[START OF DATA PROVIDED]

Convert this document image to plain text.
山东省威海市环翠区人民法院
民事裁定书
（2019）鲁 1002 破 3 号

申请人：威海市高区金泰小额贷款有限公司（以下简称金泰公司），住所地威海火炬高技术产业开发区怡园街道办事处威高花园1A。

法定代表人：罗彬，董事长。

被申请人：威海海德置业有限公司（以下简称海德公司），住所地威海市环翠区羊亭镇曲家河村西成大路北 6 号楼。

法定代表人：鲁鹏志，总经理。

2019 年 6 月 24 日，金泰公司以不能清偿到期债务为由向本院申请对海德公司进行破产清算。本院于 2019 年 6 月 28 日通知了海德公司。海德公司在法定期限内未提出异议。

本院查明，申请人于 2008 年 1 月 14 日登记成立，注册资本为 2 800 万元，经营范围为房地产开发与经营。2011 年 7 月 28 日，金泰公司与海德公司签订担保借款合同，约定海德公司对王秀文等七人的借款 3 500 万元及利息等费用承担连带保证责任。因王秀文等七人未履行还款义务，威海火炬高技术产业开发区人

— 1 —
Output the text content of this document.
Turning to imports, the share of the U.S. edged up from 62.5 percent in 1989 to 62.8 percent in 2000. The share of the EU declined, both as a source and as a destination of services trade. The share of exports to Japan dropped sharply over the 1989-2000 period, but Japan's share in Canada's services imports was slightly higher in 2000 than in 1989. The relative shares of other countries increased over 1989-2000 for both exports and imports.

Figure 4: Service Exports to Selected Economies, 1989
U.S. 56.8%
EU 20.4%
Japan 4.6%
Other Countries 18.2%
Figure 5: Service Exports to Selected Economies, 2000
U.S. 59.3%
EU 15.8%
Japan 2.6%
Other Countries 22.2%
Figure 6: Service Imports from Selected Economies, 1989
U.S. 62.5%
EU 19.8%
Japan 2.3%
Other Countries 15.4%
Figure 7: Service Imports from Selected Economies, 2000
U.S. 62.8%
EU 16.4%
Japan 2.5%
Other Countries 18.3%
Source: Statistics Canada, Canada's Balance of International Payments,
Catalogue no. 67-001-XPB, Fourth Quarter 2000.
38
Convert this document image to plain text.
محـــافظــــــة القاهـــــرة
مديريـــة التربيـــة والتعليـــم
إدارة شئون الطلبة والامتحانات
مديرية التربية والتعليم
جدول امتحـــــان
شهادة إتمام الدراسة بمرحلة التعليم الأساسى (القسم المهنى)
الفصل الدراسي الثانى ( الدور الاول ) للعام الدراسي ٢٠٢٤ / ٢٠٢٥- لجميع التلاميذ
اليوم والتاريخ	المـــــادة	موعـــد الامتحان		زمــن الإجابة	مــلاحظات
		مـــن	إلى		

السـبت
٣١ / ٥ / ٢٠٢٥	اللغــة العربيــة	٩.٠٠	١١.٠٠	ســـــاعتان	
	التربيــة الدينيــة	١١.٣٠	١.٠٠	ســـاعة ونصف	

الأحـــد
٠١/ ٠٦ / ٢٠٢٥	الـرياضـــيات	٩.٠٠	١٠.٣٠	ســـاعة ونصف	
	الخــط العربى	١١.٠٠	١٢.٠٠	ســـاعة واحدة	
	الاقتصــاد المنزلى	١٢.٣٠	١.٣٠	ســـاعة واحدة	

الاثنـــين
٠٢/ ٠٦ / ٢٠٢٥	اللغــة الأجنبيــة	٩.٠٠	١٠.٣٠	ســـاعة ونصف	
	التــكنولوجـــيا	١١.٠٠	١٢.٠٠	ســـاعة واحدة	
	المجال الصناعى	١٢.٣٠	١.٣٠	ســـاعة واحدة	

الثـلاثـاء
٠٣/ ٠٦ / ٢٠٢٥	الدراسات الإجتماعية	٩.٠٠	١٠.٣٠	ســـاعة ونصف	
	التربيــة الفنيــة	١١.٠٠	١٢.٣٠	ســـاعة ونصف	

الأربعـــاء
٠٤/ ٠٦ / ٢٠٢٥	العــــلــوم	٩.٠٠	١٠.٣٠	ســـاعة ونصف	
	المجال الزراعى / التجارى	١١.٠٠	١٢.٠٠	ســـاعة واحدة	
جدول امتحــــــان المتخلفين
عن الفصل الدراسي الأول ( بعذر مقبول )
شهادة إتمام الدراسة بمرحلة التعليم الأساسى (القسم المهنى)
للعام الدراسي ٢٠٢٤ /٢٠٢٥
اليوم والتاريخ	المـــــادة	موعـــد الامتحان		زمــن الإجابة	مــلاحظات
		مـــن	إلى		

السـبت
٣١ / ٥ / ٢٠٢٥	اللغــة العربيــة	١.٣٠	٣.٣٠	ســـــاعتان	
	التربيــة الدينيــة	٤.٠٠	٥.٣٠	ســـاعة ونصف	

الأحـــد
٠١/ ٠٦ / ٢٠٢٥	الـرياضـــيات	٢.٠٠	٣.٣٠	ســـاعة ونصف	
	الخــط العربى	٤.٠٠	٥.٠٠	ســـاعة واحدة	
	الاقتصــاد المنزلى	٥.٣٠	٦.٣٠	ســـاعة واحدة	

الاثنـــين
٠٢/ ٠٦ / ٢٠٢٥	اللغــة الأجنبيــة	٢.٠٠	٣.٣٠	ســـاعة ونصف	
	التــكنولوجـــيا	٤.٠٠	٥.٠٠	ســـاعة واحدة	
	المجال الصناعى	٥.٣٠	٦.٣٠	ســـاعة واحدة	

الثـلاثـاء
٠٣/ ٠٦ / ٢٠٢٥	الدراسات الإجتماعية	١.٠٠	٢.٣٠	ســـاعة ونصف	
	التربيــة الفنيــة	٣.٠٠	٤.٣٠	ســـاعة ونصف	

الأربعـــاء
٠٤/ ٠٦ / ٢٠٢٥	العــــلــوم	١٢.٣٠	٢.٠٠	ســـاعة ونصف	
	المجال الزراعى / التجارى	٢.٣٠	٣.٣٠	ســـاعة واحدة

[END OF DATA PROVIDED]

Reproduce the full listing above, character for character.

THE REPLY:
Convert this document image to plain text.
山东省威海市环翠区人民法院
民事裁定书
（2019）鲁 1002 破 3 号

申请人：威海市高区金泰小额贷款有限公司（以下简称金泰公司），住所地威海火炬高技术产业开发区怡园街道办事处威高花园1A。

法定代表人：罗彬，董事长。

被申请人：威海海德置业有限公司（以下简称海德公司），住所地威海市环翠区羊亭镇曲家河村西成大路北 6 号楼。

法定代表人：鲁鹏志，总经理。

2019 年 6 月 24 日，金泰公司以不能清偿到期债务为由向本院申请对海德公司进行破产清算。本院于 2019 年 6 月 28 日通知了海德公司。海德公司在法定期限内未提出异议。

本院查明，申请人于 2008 年 1 月 14 日登记成立，注册资本为 2 800 万元，经营范围为房地产开发与经营。2011 年 7 月 28 日，金泰公司与海德公司签订担保借款合同，约定海德公司对王秀文等七人的借款 3 500 万元及利息等费用承担连带保证责任。因王秀文等七人未履行还款义务，威海火炬高技术产业开发区人

— 1 —
Output the text content of this document.
Turning to imports, the share of the U.S. edged up from 62.5 percent in 1989 to 62.8 percent in 2000. The share of the EU declined, both as a source and as a destination of services trade. The share of exports to Japan dropped sharply over the 1989-2000 period, but Japan's share in Canada's services imports was slightly higher in 2000 than in 1989. The relative shares of other countries increased over 1989-2000 for both exports and imports.

Figure 4: Service Exports to Selected Economies, 1989
U.S. 56.8%
EU 20.4%
Japan 4.6%
Other Countries 18.2%
Figure 5: Service Exports to Selected Economies, 2000
U.S. 59.3%
EU 15.8%
Japan 2.6%
Other Countries 22.2%
Figure 6: Service Imports from Selected Economies, 1989
U.S. 62.5%
EU 19.8%
Japan 2.3%
Other Countries 15.4%
Figure 7: Service Imports from Selected Economies, 2000
U.S. 62.8%
EU 16.4%
Japan 2.5%
Other Countries 18.3%
Source: Statistics Canada, Canada's Balance of International Payments,
Catalogue no. 67-001-XPB, Fourth Quarter 2000.
38
Convert this document image to plain text.
محـــافظــــــة القاهـــــرة
مديريـــة التربيـــة والتعليـــم
إدارة شئون الطلبة والامتحانات
مديرية التربية والتعليم
جدول امتحـــــان
شهادة إتمام الدراسة بمرحلة التعليم الأساسى (القسم المهنى)
الفصل الدراسي الثانى ( الدور الاول ) للعام الدراسي ٢٠٢٤ / ٢٠٢٥- لجميع التلاميذ
اليوم والتاريخ	المـــــادة	موعـــد الامتحان		زمــن الإجابة	مــلاحظات
		مـــن	إلى		

السـبت
٣١ / ٥ / ٢٠٢٥	اللغــة العربيــة	٩.٠٠	١١.٠٠	ســـــاعتان	
	التربيــة الدينيــة	١١.٣٠	١.٠٠	ســـاعة ونصف	

الأحـــد
٠١/ ٠٦ / ٢٠٢٥	الـرياضـــيات	٩.٠٠	١٠.٣٠	ســـاعة ونصف	
	الخــط العربى	١١.٠٠	١٢.٠٠	ســـاعة واحدة	
	الاقتصــاد المنزلى	١٢.٣٠	١.٣٠	ســـاعة واحدة	

الاثنـــين
٠٢/ ٠٦ / ٢٠٢٥	اللغــة الأجنبيــة	٩.٠٠	١٠.٣٠	ســـاعة ونصف	
	التــكنولوجـــيا	١١.٠٠	١٢.٠٠	ســـاعة واحدة	
	المجال الصناعى	١٢.٣٠	١.٣٠	ســـاعة واحدة	

الثـلاثـاء
٠٣/ ٠٦ / ٢٠٢٥	الدراسات الإجتماعية	٩.٠٠	١٠.٣٠	ســـاعة ونصف	
	التربيــة الفنيــة	١١.٠٠	١٢.٣٠	ســـاعة ونصف	

الأربعـــاء
٠٤/ ٠٦ / ٢٠٢٥	العــــلــوم	٩.٠٠	١٠.٣٠	ســـاعة ونصف	
	المجال الزراعى / التجارى	١١.٠٠	١٢.٠٠	ســـاعة واحدة	
جدول امتحــــــان المتخلفين
عن الفصل الدراسي الأول ( بعذر مقبول )
شهادة إتمام الدراسة بمرحلة التعليم الأساسى (القسم المهنى)
للعام الدراسي ٢٠٢٤ /٢٠٢٥
اليوم والتاريخ	المـــــادة	موعـــد الامتحان		زمــن الإجابة	مــلاحظات
		مـــن	إلى		

السـبت
٣١ / ٥ / ٢٠٢٥	اللغــة العربيــة	١.٣٠	٣.٣٠	ســـــاعتان	
	التربيــة الدينيــة	٤.٠٠	٥.٣٠	ســـاعة ونصف	

الأحـــد
٠١/ ٠٦ / ٢٠٢٥	الـرياضـــيات	٢.٠٠	٣.٣٠	ســـاعة ونصف	
	الخــط العربى	٤.٠٠	٥.٠٠	ســـاعة واحدة	
	الاقتصــاد المنزلى	٥.٣٠	٦.٣٠	ســـاعة واحدة	

الاثنـــين
٠٢/ ٠٦ / ٢٠٢٥	اللغــة الأجنبيــة	٢.٠٠	٣.٣٠	ســـاعة ونصف	
	التــكنولوجـــيا	٤.٠٠	٥.٠٠	ســـاعة واحدة	
	المجال الصناعى	٥.٣٠	٦.٣٠	ســـاعة واحدة	

الثـلاثـاء
٠٣/ ٠٦ / ٢٠٢٥	الدراسات الإجتماعية	١.٠٠	٢.٣٠	ســـاعة ونصف	
	التربيــة الفنيــة	٣.٠٠	٤.٣٠	ســـاعة ونصف	

الأربعـــاء
٠٤/ ٠٦ / ٢٠٢٥	العــــلــوم	١٢.٣٠	٢.٠٠	ســـاعة ونصف	
	المجال الزراعى / التجارى	٢.٣٠	٣.٣٠	ســـاعة واحدة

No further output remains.